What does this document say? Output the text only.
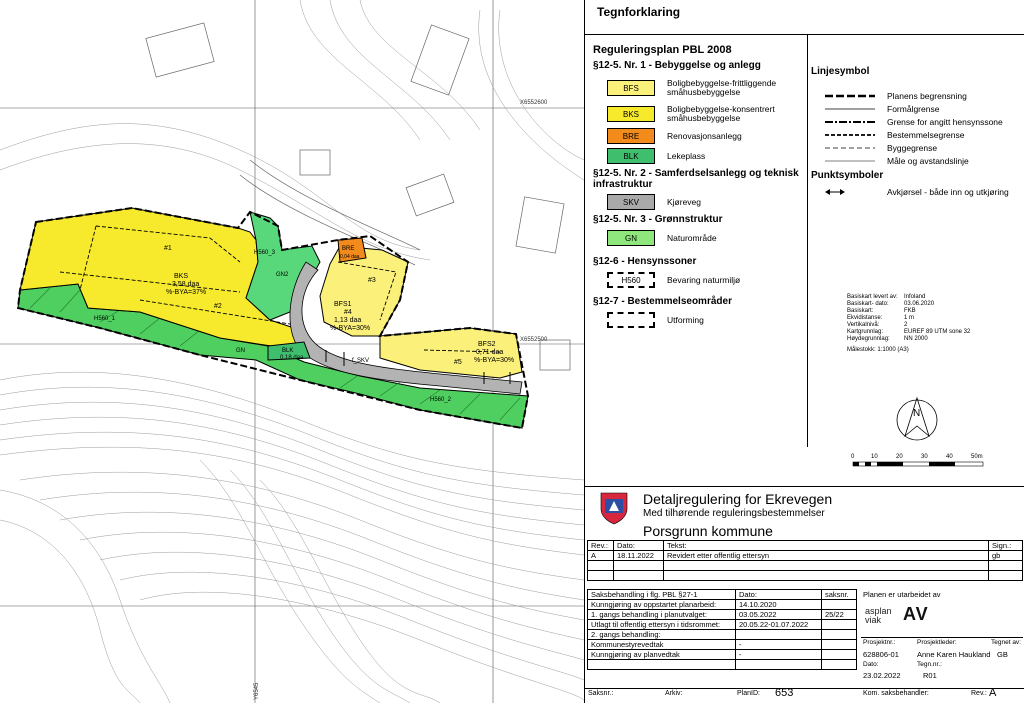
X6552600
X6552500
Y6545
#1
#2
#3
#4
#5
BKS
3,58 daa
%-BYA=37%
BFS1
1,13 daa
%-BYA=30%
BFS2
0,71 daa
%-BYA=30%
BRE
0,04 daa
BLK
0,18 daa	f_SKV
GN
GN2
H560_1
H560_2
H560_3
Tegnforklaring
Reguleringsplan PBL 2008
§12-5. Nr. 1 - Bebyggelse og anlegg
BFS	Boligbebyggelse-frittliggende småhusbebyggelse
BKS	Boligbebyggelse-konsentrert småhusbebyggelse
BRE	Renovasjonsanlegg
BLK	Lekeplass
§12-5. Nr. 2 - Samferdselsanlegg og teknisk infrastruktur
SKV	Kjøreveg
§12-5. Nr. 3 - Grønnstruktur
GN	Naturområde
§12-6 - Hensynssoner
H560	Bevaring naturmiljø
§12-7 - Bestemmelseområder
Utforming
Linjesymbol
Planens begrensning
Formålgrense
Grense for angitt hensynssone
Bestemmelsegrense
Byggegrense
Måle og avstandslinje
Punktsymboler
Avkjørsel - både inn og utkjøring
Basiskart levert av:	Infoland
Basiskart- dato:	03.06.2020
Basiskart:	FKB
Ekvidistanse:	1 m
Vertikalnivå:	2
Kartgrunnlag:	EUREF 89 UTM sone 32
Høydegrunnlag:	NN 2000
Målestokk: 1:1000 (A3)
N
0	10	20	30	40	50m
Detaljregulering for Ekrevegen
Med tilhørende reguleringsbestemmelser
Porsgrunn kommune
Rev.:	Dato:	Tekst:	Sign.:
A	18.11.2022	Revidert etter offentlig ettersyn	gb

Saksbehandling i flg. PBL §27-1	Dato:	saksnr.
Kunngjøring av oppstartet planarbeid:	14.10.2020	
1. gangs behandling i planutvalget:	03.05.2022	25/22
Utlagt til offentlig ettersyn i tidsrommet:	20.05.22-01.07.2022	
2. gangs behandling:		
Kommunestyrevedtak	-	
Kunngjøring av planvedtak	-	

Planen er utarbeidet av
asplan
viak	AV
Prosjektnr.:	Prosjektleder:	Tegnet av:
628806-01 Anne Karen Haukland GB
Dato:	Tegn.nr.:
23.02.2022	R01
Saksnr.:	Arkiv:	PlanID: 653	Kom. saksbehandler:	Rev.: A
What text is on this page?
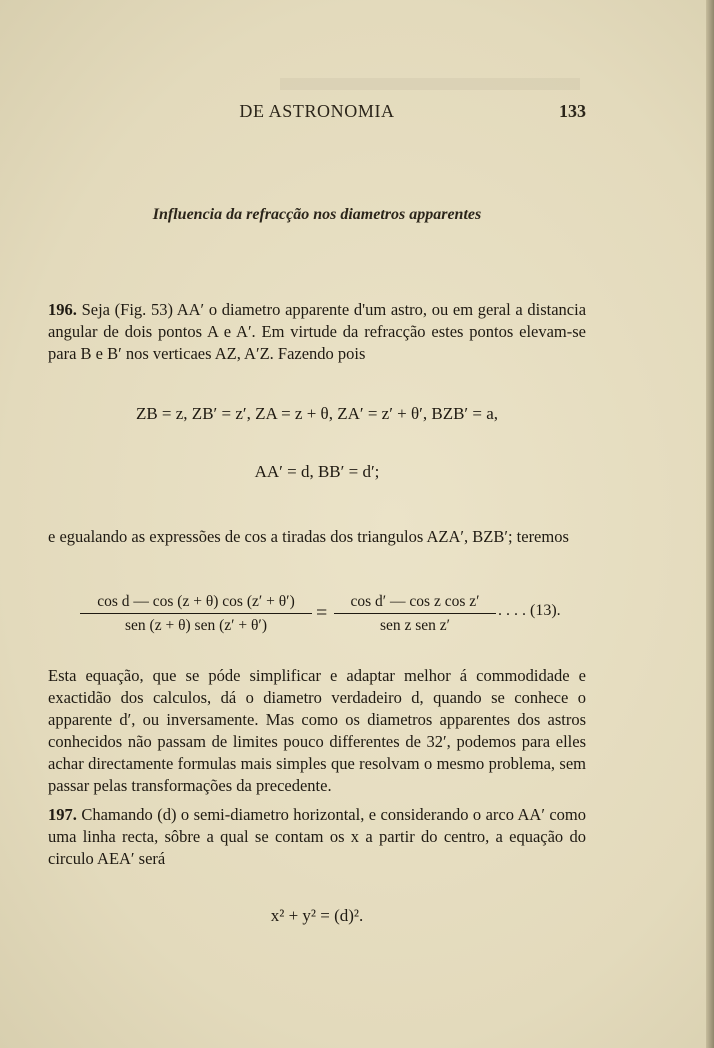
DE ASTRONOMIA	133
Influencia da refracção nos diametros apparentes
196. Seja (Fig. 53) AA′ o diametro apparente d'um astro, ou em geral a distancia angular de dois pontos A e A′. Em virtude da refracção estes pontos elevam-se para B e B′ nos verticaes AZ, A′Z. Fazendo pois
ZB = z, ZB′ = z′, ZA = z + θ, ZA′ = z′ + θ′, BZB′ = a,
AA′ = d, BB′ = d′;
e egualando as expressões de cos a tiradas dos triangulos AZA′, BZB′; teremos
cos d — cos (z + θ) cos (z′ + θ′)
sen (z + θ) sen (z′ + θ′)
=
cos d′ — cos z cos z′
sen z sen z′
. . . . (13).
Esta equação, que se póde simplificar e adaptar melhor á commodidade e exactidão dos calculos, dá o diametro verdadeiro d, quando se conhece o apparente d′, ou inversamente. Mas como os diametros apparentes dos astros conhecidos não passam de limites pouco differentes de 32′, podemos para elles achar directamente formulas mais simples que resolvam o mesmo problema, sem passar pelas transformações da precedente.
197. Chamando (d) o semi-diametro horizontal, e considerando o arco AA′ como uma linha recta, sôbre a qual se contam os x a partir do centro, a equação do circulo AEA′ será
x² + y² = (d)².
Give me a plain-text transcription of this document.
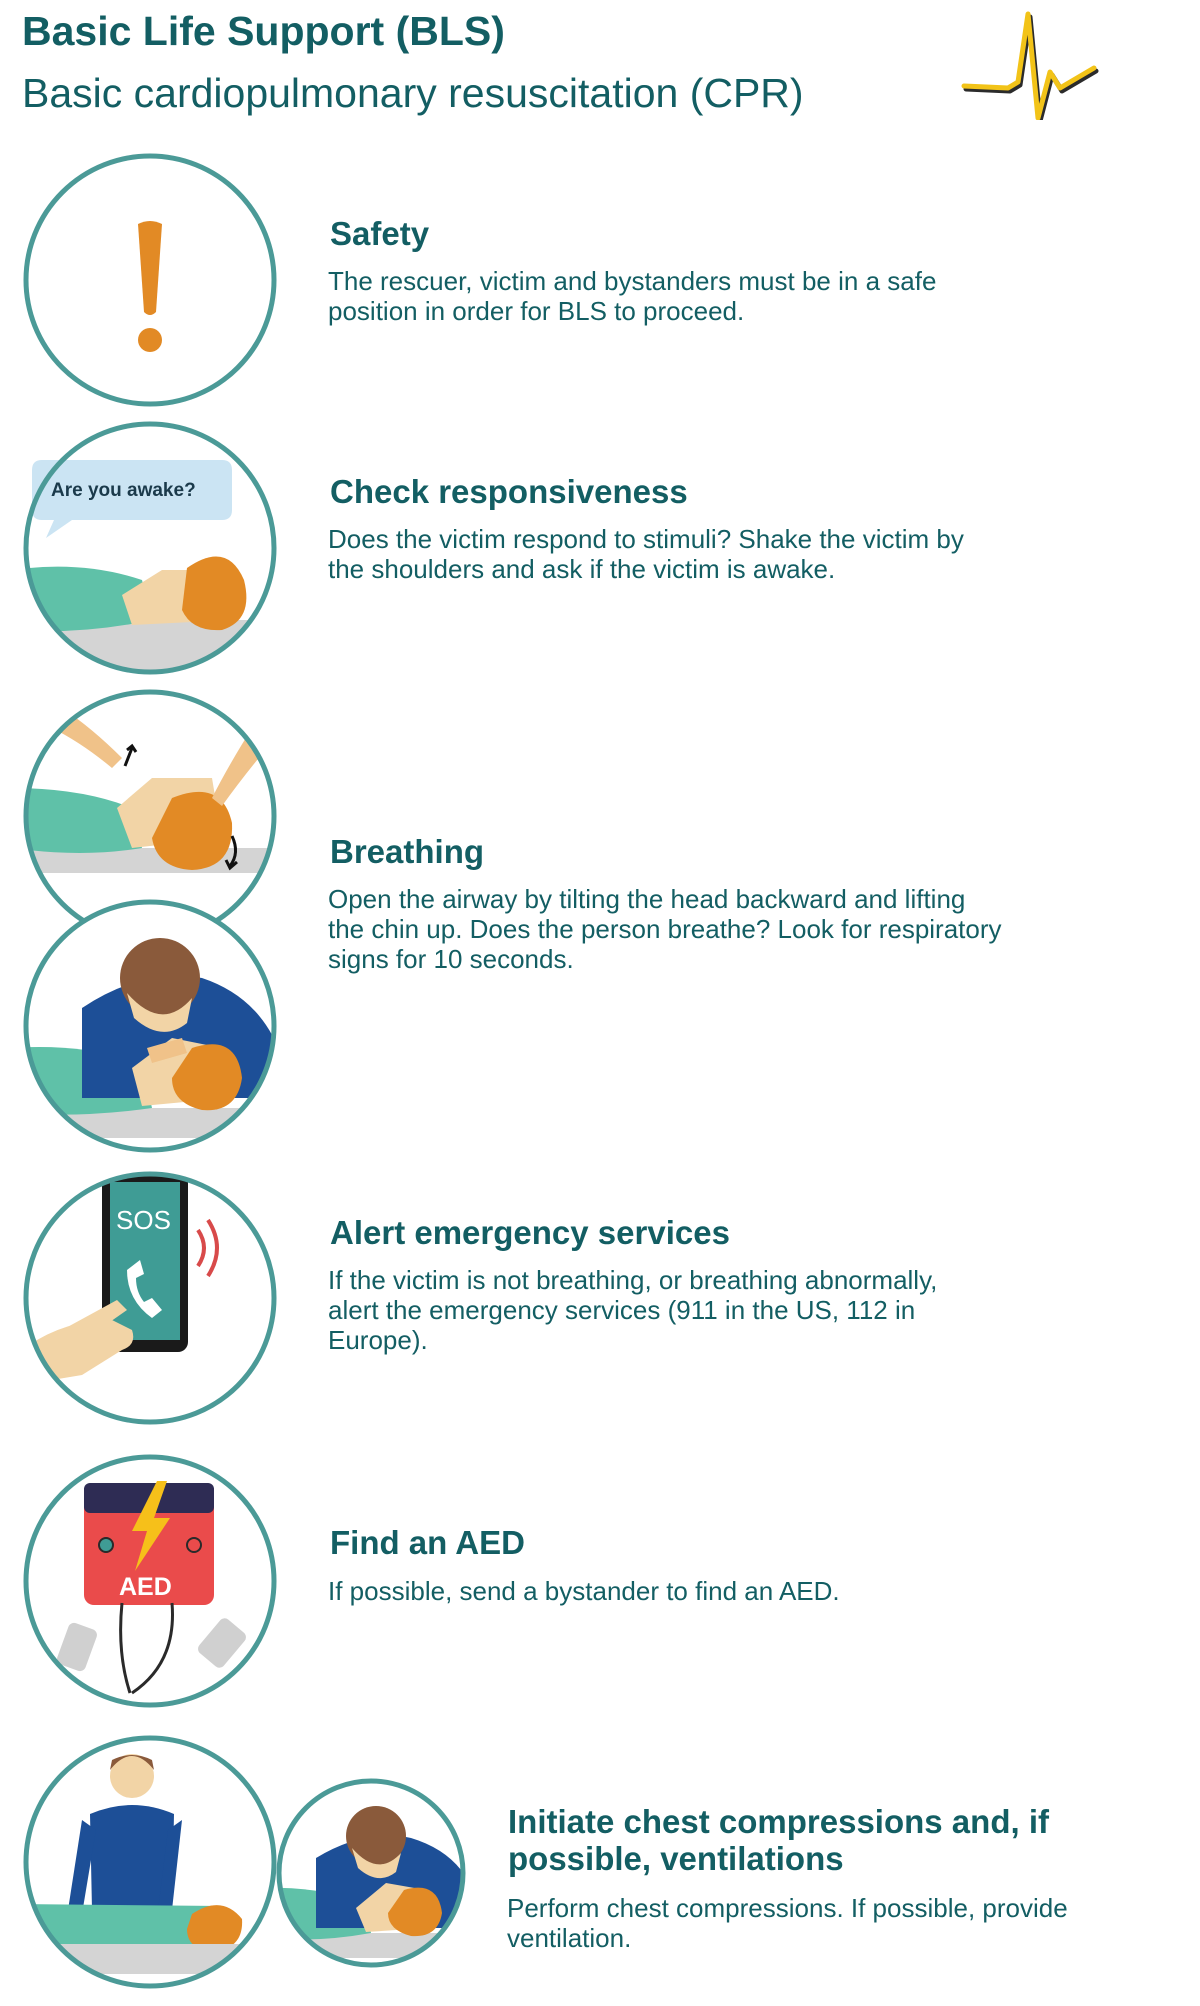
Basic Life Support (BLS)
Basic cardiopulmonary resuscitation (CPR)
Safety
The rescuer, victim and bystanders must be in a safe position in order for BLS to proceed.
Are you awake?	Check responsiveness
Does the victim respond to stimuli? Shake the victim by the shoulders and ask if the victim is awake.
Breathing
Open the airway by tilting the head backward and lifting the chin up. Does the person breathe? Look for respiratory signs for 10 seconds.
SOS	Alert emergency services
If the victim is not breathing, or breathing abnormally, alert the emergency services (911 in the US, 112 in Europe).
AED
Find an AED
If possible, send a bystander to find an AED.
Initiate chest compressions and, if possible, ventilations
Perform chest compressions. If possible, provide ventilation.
══════
Each line from the one containing "Give me a plain-text" through the last line of the entries above is to be extracted exactly. Pictures are not part of the copy.

Give me a plain-text transcription of this document.
Basic Life Support (BLS)
Basic cardiopulmonary resuscitation (CPR)
Safety
The rescuer, victim and bystanders must be in a safe position in order for BLS to proceed.
Are you awake?	Check responsiveness
Does the victim respond to stimuli? Shake the victim by the shoulders and ask if the victim is awake.
Breathing
Open the airway by tilting the head backward and lifting the chin up. Does the person breathe? Look for respiratory signs for 10 seconds.
SOS	Alert emergency services
If the victim is not breathing, or breathing abnormally, alert the emergency services (911 in the US, 112 in Europe).
AED
Find an AED
If possible, send a bystander to find an AED.
Initiate chest compressions and, if possible, ventilations
Perform chest compressions. If possible, provide ventilation.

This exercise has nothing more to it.